====== DATA ROWS ======
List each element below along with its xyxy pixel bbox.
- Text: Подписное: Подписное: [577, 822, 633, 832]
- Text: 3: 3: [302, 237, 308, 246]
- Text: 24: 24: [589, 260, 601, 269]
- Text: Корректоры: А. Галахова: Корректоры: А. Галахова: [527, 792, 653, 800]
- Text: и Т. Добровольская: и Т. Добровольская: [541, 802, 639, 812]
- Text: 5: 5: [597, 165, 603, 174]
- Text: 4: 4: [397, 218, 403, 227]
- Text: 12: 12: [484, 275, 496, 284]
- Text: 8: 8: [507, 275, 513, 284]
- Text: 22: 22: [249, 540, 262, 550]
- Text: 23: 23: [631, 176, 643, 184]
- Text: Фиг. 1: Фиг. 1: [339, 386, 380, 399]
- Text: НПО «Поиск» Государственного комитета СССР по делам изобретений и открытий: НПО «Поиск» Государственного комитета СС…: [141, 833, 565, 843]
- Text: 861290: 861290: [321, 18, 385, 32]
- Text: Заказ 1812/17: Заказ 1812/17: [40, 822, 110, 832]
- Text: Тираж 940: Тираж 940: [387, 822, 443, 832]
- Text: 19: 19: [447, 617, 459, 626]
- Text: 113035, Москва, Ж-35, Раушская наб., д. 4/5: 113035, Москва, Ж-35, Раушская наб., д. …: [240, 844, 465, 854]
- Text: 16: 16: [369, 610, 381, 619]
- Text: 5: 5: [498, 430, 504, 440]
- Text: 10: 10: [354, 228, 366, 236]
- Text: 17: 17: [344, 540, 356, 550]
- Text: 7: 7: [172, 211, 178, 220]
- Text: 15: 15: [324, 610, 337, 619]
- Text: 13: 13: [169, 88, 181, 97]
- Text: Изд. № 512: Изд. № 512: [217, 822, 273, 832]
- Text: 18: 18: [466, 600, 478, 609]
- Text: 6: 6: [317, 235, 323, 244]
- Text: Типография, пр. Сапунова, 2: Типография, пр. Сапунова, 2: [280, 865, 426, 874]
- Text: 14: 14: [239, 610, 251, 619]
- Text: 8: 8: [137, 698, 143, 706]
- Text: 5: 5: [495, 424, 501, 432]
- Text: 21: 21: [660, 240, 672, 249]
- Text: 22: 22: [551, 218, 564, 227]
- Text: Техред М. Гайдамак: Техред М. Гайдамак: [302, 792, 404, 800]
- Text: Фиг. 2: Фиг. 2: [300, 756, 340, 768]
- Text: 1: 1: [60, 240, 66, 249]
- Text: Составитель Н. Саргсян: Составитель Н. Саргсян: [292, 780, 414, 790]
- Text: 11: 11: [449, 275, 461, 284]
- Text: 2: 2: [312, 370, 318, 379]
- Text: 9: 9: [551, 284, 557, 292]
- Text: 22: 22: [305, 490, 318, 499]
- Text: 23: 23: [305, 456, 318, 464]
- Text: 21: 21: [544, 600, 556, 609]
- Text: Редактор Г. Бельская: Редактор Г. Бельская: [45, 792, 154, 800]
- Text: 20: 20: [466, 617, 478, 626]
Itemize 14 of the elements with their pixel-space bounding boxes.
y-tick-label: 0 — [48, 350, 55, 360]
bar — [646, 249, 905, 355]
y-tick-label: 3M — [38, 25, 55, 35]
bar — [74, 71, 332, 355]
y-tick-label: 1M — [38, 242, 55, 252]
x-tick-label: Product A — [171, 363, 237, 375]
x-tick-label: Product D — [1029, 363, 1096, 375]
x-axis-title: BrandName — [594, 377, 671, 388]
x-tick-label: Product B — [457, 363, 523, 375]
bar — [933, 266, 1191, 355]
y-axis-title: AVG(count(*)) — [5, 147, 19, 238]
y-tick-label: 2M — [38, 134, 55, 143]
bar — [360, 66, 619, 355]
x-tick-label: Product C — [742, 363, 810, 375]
======
REQUEST: Can you copy all of the rows above, line for line and character for character, without changing anything?

FINISHED TASK:
List each element below along with its xyxy pixel bbox.
- Text: Подписное: Подписное: [577, 822, 633, 832]
- Text: 3: 3: [302, 237, 308, 246]
- Text: 24: 24: [589, 260, 601, 269]
- Text: Корректоры: А. Галахова: Корректоры: А. Галахова: [527, 792, 653, 800]
- Text: и Т. Добровольская: и Т. Добровольская: [541, 802, 639, 812]
- Text: 5: 5: [597, 165, 603, 174]
- Text: 4: 4: [397, 218, 403, 227]
- Text: 12: 12: [484, 275, 496, 284]
- Text: 8: 8: [507, 275, 513, 284]
- Text: 22: 22: [249, 540, 262, 550]
- Text: 23: 23: [631, 176, 643, 184]
- Text: Фиг. 1: Фиг. 1: [339, 386, 380, 399]
- Text: НПО «Поиск» Государственного комитета СССР по делам изобретений и открытий: НПО «Поиск» Государственного комитета СС…: [141, 833, 565, 843]
- Text: 861290: 861290: [321, 18, 385, 32]
- Text: Заказ 1812/17: Заказ 1812/17: [40, 822, 110, 832]
- Text: Тираж 940: Тираж 940: [387, 822, 443, 832]
- Text: 19: 19: [447, 617, 459, 626]
- Text: 113035, Москва, Ж-35, Раушская наб., д. 4/5: 113035, Москва, Ж-35, Раушская наб., д. …: [240, 844, 465, 854]
- Text: 16: 16: [369, 610, 381, 619]
- Text: 5: 5: [498, 430, 504, 440]
- Text: 10: 10: [354, 228, 366, 236]
- Text: 17: 17: [344, 540, 356, 550]
- Text: 7: 7: [172, 211, 178, 220]
- Text: 15: 15: [324, 610, 337, 619]
- Text: 13: 13: [169, 88, 181, 97]
- Text: Изд. № 512: Изд. № 512: [217, 822, 273, 832]
- Text: 18: 18: [466, 600, 478, 609]
- Text: 6: 6: [317, 235, 323, 244]
- Text: Типография, пр. Сапунова, 2: Типография, пр. Сапунова, 2: [280, 865, 426, 874]
- Text: 14: 14: [239, 610, 251, 619]
- Text: 8: 8: [137, 698, 143, 706]
- Text: 5: 5: [495, 424, 501, 432]
- Text: 21: 21: [660, 240, 672, 249]
- Text: 22: 22: [551, 218, 564, 227]
- Text: Техред М. Гайдамак: Техред М. Гайдамак: [302, 792, 404, 800]
- Text: Фиг. 2: Фиг. 2: [300, 756, 340, 768]
- Text: 1: 1: [60, 240, 66, 249]
- Text: Составитель Н. Саргсян: Составитель Н. Саргсян: [292, 780, 414, 790]
- Text: 11: 11: [449, 275, 461, 284]
- Text: 2: 2: [312, 370, 318, 379]
- Text: 9: 9: [551, 284, 557, 292]
- Text: 22: 22: [305, 490, 318, 499]
- Text: 23: 23: [305, 456, 318, 464]
- Text: 21: 21: [544, 600, 556, 609]
- Text: Редактор Г. Бельская: Редактор Г. Бельская: [45, 792, 154, 800]
- Text: 20: 20: [466, 617, 478, 626]
Itemize 14 of the elements with their pixel-space bounding boxes.
y-tick-label: 0 — [48, 350, 55, 360]
bar — [646, 249, 905, 355]
y-tick-label: 3M — [38, 25, 55, 35]
bar — [74, 71, 332, 355]
y-tick-label: 1M — [38, 242, 55, 252]
x-tick-label: Product A — [171, 363, 237, 375]
x-tick-label: Product D — [1029, 363, 1096, 375]
x-axis-title: BrandName — [594, 377, 671, 388]
x-tick-label: Product B — [457, 363, 523, 375]
bar — [933, 266, 1191, 355]
y-axis-title: AVG(count(*)) — [5, 147, 19, 238]
y-tick-label: 2M — [38, 134, 55, 143]
bar — [360, 66, 619, 355]
x-tick-label: Product C — [742, 363, 810, 375]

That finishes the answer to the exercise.